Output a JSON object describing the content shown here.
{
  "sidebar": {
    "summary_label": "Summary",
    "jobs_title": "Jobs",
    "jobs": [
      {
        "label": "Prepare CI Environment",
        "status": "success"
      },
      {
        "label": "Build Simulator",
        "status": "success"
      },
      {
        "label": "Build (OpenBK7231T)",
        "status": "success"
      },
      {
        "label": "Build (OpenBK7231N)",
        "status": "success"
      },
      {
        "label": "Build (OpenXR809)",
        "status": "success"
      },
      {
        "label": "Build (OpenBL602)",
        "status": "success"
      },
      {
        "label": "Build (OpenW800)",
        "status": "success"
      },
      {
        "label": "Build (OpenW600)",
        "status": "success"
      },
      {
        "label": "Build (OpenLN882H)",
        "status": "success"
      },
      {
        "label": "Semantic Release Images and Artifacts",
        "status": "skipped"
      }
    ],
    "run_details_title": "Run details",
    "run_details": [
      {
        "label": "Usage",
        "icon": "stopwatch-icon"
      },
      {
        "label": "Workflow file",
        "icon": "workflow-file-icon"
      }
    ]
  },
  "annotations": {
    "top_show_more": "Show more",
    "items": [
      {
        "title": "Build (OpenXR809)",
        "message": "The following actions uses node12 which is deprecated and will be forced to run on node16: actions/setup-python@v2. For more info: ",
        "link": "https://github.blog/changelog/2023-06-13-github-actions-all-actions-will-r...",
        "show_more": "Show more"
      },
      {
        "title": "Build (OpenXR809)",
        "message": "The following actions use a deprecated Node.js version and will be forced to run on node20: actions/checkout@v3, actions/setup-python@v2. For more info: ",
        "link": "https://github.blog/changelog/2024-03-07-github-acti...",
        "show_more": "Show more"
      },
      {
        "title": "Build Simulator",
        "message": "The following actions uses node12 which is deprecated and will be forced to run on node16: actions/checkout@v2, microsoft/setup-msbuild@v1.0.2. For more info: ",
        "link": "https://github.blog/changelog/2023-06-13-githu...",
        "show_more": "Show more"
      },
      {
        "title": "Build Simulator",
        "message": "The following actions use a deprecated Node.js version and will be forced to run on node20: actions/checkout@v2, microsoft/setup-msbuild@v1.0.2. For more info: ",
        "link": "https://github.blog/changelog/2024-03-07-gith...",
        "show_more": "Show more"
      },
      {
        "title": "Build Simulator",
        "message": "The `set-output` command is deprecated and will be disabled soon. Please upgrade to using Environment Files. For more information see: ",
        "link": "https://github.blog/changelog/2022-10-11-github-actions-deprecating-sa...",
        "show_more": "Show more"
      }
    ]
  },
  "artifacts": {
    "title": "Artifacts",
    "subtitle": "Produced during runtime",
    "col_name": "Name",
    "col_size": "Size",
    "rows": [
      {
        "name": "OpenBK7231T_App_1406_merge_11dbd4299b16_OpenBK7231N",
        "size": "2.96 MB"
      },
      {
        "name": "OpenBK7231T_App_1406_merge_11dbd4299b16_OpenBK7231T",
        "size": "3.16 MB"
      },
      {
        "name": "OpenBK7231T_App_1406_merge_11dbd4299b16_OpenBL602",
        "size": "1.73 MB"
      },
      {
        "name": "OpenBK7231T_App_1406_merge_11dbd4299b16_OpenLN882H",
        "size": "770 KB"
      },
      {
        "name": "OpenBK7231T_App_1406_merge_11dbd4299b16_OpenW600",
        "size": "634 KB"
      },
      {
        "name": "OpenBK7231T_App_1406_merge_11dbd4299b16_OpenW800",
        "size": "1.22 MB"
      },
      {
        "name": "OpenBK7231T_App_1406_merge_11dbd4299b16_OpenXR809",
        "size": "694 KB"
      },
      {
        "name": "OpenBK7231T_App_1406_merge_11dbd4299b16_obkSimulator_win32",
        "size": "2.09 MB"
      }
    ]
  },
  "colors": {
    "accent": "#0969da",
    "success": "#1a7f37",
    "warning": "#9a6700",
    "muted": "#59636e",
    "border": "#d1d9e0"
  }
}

------------------------------------------------------------------------

Make an exact copy of every line in the data.

#### EXERCISE RESPONSE:
Output a JSON object describing the content shown here.
{
  "sidebar": {
    "summary_label": "Summary",
    "jobs_title": "Jobs",
    "jobs": [
      {
        "label": "Prepare CI Environment",
        "status": "success"
      },
      {
        "label": "Build Simulator",
        "status": "success"
      },
      {
        "label": "Build (OpenBK7231T)",
        "status": "success"
      },
      {
        "label": "Build (OpenBK7231N)",
        "status": "success"
      },
      {
        "label": "Build (OpenXR809)",
        "status": "success"
      },
      {
        "label": "Build (OpenBL602)",
        "status": "success"
      },
      {
        "label": "Build (OpenW800)",
        "status": "success"
      },
      {
        "label": "Build (OpenW600)",
        "status": "success"
      },
      {
        "label": "Build (OpenLN882H)",
        "status": "success"
      },
      {
        "label": "Semantic Release Images and Artifacts",
        "status": "skipped"
      }
    ],
    "run_details_title": "Run details",
    "run_details": [
      {
        "label": "Usage",
        "icon": "stopwatch-icon"
      },
      {
        "label": "Workflow file",
        "icon": "workflow-file-icon"
      }
    ]
  },
  "annotations": {
    "top_show_more": "Show more",
    "items": [
      {
        "title": "Build (OpenXR809)",
        "message": "The following actions uses node12 which is deprecated and will be forced to run on node16: actions/setup-python@v2. For more info: ",
        "link": "https://github.blog/changelog/2023-06-13-github-actions-all-actions-will-r...",
        "show_more": "Show more"
      },
      {
        "title": "Build (OpenXR809)",
        "message": "The following actions use a deprecated Node.js version and will be forced to run on node20: actions/checkout@v3, actions/setup-python@v2. For more info: ",
        "link": "https://github.blog/changelog/2024-03-07-github-acti...",
        "show_more": "Show more"
      },
      {
        "title": "Build Simulator",
        "message": "The following actions uses node12 which is deprecated and will be forced to run on node16: actions/checkout@v2, microsoft/setup-msbuild@v1.0.2. For more info: ",
        "link": "https://github.blog/changelog/2023-06-13-githu...",
        "show_more": "Show more"
      },
      {
        "title": "Build Simulator",
        "message": "The following actions use a deprecated Node.js version and will be forced to run on node20: actions/checkout@v2, microsoft/setup-msbuild@v1.0.2. For more info: ",
        "link": "https://github.blog/changelog/2024-03-07-gith...",
        "show_more": "Show more"
      },
      {
        "title": "Build Simulator",
        "message": "The `set-output` command is deprecated and will be disabled soon. Please upgrade to using Environment Files. For more information see: ",
        "link": "https://github.blog/changelog/2022-10-11-github-actions-deprecating-sa...",
        "show_more": "Show more"
      }
    ]
  },
  "artifacts": {
    "title": "Artifacts",
    "subtitle": "Produced during runtime",
    "col_name": "Name",
    "col_size": "Size",
    "rows": [
      {
        "name": "OpenBK7231T_App_1406_merge_11dbd4299b16_OpenBK7231N",
        "size": "2.96 MB"
      },
      {
        "name": "OpenBK7231T_App_1406_merge_11dbd4299b16_OpenBK7231T",
        "size": "3.16 MB"
      },
      {
        "name": "OpenBK7231T_App_1406_merge_11dbd4299b16_OpenBL602",
        "size": "1.73 MB"
      },
      {
        "name": "OpenBK7231T_App_1406_merge_11dbd4299b16_OpenLN882H",
        "size": "770 KB"
      },
      {
        "name": "OpenBK7231T_App_1406_merge_11dbd4299b16_OpenW600",
        "size": "634 KB"
      },
      {
        "name": "OpenBK7231T_App_1406_merge_11dbd4299b16_OpenW800",
        "size": "1.22 MB"
      },
      {
        "name": "OpenBK7231T_App_1406_merge_11dbd4299b16_OpenXR809",
        "size": "694 KB"
      },
      {
        "name": "OpenBK7231T_App_1406_merge_11dbd4299b16_obkSimulator_win32",
        "size": "2.09 MB"
      }
    ]
  },
  "colors": {
    "accent": "#0969da",
    "success": "#1a7f37",
    "warning": "#9a6700",
    "muted": "#59636e",
    "border": "#d1d9e0"
  }
}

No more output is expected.